## SET TASK:
Pick out the lines in the listing below that contain the word "JSON" and copy them.

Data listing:
——
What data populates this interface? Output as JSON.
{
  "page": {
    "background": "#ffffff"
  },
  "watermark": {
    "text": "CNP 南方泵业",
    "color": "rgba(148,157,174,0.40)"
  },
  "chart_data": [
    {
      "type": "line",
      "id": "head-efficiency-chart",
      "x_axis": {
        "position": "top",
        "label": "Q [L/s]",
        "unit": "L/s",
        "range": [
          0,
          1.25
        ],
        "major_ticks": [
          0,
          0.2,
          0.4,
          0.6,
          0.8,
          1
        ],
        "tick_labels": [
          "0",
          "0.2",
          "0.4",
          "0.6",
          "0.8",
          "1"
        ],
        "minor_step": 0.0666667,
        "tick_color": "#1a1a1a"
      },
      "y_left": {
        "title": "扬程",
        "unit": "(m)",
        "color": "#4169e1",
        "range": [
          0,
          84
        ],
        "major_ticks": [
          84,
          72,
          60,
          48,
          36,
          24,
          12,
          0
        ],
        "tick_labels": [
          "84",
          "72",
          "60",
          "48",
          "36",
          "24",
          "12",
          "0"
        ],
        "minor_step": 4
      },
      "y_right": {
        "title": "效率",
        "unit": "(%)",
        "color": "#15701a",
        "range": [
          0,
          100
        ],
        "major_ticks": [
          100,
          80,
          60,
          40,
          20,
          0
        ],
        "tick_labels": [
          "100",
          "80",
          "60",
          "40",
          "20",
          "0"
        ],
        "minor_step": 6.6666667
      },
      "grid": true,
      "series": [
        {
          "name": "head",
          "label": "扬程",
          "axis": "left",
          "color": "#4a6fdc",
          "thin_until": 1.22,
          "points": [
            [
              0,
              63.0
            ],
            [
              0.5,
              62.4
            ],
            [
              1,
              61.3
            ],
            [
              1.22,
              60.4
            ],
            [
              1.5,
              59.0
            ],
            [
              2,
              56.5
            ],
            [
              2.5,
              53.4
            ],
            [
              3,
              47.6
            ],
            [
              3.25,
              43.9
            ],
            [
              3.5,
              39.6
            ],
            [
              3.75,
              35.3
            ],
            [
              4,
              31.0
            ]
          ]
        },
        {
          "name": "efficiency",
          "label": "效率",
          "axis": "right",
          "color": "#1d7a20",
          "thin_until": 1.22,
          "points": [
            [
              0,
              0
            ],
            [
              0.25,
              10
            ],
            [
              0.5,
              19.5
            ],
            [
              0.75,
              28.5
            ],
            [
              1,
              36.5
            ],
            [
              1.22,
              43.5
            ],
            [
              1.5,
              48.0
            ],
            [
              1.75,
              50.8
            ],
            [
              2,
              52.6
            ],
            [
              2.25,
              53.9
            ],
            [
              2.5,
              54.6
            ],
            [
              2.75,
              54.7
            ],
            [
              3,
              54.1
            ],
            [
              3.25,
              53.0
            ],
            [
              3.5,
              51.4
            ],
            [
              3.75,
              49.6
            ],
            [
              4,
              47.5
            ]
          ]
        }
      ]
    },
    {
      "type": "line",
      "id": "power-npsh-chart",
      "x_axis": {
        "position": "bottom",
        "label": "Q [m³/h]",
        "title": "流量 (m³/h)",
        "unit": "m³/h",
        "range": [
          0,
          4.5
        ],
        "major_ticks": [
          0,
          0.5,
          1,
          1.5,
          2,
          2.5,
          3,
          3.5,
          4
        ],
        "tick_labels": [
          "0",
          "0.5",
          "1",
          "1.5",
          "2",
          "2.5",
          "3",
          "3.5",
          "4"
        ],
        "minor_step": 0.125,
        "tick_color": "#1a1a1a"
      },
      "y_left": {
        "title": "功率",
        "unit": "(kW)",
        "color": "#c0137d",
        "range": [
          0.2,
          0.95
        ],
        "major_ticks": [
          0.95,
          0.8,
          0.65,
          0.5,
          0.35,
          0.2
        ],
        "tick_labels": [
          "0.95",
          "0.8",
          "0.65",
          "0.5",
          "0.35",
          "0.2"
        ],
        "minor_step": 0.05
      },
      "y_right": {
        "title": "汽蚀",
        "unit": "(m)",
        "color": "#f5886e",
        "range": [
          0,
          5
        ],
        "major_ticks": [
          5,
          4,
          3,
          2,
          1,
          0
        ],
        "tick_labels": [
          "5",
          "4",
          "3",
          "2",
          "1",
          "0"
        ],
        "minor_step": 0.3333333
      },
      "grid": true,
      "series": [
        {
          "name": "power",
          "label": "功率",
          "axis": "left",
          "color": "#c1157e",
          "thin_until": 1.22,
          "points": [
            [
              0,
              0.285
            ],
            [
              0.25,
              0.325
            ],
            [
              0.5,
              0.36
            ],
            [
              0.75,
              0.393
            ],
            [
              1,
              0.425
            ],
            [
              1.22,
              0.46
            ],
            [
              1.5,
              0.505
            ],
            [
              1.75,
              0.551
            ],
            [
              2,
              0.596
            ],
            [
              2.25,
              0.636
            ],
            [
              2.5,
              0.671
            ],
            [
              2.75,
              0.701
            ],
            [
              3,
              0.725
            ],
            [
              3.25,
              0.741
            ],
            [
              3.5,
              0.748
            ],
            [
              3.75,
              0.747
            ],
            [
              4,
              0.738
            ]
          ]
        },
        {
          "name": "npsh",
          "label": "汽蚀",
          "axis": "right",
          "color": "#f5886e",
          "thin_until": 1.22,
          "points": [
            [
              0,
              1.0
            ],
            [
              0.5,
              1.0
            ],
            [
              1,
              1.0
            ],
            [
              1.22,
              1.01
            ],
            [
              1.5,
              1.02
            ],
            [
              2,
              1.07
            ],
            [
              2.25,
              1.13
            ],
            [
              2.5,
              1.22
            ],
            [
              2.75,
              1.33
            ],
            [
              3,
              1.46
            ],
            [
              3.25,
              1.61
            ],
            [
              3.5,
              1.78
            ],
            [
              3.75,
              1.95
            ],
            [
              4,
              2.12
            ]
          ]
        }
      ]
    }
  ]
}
——
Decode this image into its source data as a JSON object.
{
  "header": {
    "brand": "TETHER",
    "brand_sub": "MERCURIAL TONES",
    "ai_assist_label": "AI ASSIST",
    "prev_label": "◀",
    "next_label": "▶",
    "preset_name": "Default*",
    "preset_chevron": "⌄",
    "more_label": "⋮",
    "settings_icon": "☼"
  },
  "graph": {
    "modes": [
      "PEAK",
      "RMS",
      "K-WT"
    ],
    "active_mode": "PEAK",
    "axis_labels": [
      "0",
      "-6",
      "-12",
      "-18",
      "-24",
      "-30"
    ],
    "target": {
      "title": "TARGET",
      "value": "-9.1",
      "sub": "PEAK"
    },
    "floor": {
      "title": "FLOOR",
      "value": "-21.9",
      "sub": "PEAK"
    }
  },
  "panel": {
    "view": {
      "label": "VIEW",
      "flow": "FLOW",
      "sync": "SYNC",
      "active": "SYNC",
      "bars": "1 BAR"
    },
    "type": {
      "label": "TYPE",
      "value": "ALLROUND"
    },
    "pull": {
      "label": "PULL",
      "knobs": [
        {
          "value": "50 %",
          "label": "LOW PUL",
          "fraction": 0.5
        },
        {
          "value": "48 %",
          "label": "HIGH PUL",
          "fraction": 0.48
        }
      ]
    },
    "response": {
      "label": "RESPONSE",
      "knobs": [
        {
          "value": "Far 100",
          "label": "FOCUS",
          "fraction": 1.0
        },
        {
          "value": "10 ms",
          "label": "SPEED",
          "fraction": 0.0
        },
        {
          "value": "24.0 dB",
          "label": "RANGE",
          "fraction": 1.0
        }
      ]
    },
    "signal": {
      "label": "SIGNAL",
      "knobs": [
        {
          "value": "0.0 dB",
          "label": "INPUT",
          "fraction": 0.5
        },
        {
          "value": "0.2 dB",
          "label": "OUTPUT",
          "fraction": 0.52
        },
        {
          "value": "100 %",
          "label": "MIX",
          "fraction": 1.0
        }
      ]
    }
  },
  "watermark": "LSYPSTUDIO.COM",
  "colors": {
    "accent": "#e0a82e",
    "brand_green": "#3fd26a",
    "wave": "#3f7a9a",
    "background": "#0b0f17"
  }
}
——
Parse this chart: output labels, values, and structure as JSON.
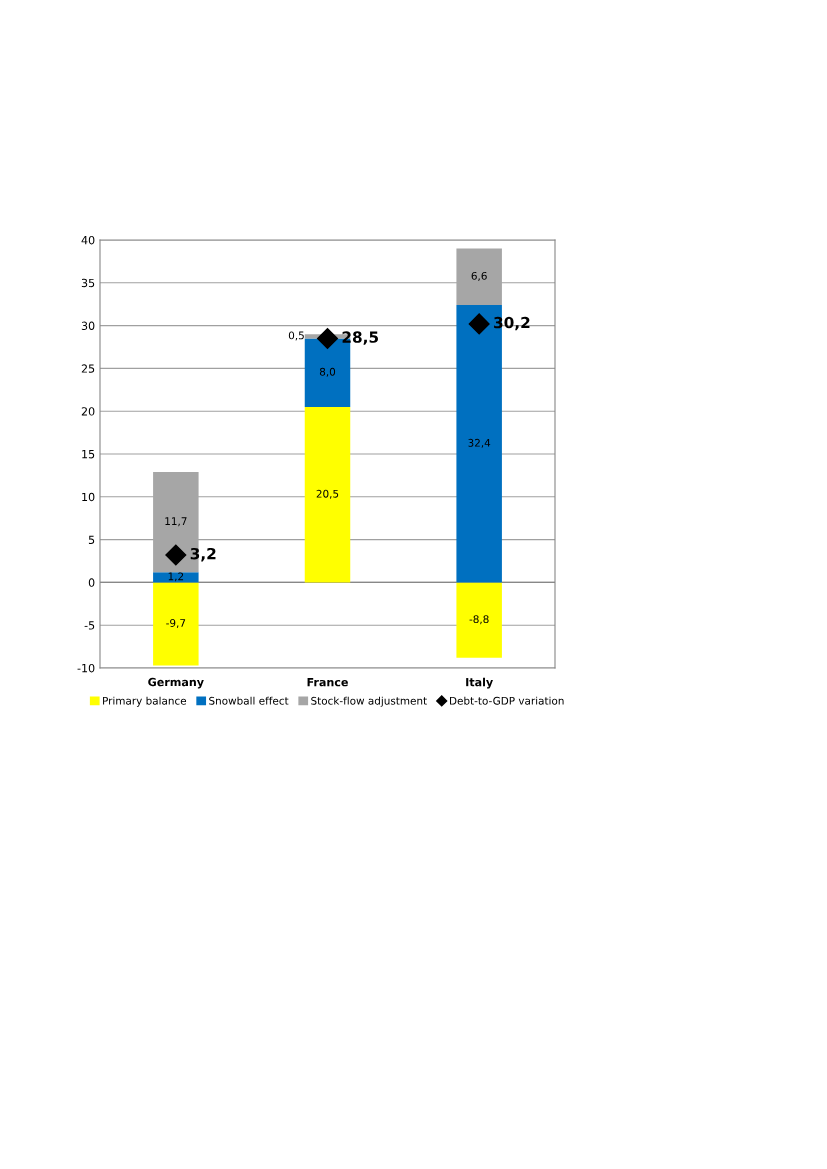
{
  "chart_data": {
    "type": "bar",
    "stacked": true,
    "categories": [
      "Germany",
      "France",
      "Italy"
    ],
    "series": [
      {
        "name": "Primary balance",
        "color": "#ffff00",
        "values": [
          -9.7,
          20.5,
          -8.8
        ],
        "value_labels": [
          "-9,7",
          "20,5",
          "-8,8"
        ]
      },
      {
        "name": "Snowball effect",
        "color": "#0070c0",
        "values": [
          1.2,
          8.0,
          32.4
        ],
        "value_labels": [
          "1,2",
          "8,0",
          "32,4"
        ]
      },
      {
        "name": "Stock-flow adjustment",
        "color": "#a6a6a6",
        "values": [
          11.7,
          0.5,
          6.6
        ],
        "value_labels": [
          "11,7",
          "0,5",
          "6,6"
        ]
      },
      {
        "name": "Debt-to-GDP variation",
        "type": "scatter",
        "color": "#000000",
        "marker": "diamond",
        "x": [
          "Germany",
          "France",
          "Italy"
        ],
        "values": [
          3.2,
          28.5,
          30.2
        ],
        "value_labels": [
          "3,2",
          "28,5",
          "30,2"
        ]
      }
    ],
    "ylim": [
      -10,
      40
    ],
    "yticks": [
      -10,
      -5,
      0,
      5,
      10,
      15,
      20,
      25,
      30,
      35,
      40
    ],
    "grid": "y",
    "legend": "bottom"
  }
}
——
## REPLY:
What data populates this interface? Output as JSON.
Decode this image into its source data as a JSON object.
Parse this chart: output labels, values, and structure as JSON.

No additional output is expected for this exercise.